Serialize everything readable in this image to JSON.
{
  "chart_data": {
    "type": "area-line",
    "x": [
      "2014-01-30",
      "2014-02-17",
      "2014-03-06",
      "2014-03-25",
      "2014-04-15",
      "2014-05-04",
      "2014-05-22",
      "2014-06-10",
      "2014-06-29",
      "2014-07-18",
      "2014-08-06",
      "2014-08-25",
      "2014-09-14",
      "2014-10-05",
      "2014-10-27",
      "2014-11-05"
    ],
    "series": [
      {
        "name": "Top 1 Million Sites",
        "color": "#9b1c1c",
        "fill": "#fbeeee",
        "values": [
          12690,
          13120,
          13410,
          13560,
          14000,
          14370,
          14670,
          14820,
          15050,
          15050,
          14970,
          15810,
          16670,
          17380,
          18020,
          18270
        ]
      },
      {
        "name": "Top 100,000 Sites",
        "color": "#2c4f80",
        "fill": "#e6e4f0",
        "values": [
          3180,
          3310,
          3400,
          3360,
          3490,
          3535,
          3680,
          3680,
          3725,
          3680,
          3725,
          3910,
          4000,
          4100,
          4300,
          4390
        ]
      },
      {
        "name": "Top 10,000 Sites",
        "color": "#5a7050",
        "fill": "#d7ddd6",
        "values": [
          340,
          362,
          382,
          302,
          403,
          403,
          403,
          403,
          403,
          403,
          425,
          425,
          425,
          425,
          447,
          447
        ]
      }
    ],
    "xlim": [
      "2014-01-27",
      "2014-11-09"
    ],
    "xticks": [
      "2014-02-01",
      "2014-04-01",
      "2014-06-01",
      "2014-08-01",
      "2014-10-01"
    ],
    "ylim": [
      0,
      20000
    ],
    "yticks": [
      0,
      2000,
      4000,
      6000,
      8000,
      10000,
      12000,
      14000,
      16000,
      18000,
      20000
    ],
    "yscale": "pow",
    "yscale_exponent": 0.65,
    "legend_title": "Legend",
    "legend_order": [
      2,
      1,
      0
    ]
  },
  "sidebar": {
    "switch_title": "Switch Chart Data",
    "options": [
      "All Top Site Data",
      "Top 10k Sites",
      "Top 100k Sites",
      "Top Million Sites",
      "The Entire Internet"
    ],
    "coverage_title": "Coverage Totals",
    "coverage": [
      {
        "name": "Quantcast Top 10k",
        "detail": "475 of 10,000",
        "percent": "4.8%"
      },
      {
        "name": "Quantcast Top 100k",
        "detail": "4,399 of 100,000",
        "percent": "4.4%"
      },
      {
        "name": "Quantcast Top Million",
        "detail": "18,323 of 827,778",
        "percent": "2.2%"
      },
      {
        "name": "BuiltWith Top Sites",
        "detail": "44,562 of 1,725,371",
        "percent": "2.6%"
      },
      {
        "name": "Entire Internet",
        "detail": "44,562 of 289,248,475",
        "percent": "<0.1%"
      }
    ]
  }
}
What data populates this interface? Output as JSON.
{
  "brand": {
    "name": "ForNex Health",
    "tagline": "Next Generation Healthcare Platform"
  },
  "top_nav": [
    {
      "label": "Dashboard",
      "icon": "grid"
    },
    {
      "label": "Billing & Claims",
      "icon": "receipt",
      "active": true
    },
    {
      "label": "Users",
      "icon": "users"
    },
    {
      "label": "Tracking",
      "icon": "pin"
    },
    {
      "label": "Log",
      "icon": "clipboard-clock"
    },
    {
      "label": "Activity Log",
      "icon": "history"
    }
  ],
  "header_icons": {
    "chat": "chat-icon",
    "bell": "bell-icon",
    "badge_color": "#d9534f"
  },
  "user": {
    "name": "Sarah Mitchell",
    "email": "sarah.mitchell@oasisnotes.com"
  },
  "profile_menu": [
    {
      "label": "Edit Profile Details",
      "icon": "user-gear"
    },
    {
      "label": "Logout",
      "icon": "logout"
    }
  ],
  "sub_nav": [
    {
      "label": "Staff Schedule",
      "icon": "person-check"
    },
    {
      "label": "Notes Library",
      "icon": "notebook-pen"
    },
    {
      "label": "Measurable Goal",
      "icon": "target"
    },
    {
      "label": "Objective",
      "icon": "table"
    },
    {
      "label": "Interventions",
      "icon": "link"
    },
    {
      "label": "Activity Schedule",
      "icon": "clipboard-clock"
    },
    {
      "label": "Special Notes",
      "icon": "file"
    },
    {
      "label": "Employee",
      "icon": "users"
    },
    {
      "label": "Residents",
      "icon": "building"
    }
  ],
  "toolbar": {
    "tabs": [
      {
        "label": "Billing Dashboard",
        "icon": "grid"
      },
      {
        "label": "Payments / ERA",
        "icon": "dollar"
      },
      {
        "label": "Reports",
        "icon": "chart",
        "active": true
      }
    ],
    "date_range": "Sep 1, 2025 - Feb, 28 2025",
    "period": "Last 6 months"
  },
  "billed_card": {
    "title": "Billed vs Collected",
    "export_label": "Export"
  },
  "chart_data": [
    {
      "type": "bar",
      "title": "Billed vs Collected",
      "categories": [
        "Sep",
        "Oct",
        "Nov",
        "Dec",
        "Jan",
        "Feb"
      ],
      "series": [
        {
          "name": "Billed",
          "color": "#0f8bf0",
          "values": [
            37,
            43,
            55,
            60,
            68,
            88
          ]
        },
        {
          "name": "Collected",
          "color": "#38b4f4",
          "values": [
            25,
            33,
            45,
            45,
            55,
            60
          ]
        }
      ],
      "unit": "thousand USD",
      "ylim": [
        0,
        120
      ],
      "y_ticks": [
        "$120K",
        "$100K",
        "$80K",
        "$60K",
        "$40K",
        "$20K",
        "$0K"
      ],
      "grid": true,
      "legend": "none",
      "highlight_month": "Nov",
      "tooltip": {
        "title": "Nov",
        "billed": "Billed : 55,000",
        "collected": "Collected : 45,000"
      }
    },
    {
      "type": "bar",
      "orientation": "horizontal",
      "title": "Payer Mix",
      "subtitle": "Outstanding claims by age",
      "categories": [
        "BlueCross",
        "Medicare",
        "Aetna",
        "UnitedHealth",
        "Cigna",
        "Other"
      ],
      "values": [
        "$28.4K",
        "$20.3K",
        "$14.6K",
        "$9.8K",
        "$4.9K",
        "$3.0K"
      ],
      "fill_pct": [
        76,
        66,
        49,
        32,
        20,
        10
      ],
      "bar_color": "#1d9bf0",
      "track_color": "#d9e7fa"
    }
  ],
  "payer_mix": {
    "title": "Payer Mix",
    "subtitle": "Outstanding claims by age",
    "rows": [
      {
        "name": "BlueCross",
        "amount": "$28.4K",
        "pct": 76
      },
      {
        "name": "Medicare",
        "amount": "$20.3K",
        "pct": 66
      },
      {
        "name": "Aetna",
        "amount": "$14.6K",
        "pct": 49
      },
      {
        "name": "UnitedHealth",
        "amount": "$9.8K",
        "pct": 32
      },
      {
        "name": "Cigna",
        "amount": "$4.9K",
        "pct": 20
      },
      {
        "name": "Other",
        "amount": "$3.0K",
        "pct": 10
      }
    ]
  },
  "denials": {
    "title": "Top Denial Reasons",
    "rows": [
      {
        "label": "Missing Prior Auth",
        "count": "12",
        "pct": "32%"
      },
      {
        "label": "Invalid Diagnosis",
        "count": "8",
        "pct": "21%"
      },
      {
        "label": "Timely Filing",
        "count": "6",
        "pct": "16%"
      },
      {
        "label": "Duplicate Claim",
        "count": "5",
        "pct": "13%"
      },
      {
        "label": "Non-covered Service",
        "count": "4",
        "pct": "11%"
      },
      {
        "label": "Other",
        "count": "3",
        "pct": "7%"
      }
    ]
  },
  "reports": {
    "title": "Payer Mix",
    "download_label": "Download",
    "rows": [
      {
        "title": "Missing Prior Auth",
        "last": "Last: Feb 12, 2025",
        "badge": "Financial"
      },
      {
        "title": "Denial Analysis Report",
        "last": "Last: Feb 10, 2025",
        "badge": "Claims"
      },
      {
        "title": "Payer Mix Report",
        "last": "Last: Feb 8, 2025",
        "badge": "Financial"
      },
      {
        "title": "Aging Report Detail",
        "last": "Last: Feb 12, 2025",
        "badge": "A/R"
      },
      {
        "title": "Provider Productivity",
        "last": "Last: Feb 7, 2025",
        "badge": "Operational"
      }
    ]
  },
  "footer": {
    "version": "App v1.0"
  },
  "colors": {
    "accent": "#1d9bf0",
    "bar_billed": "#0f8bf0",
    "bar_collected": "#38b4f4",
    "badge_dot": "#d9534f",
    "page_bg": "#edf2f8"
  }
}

# # # # # # #

Exercise details: Copy the lines from the entries above in which the word "percent" appears.

Worked solution:
        "percent": "4.8%"
        "percent": "4.4%"
        "percent": "2.2%"
        "percent": "2.6%"
        "percent": "<0.1%"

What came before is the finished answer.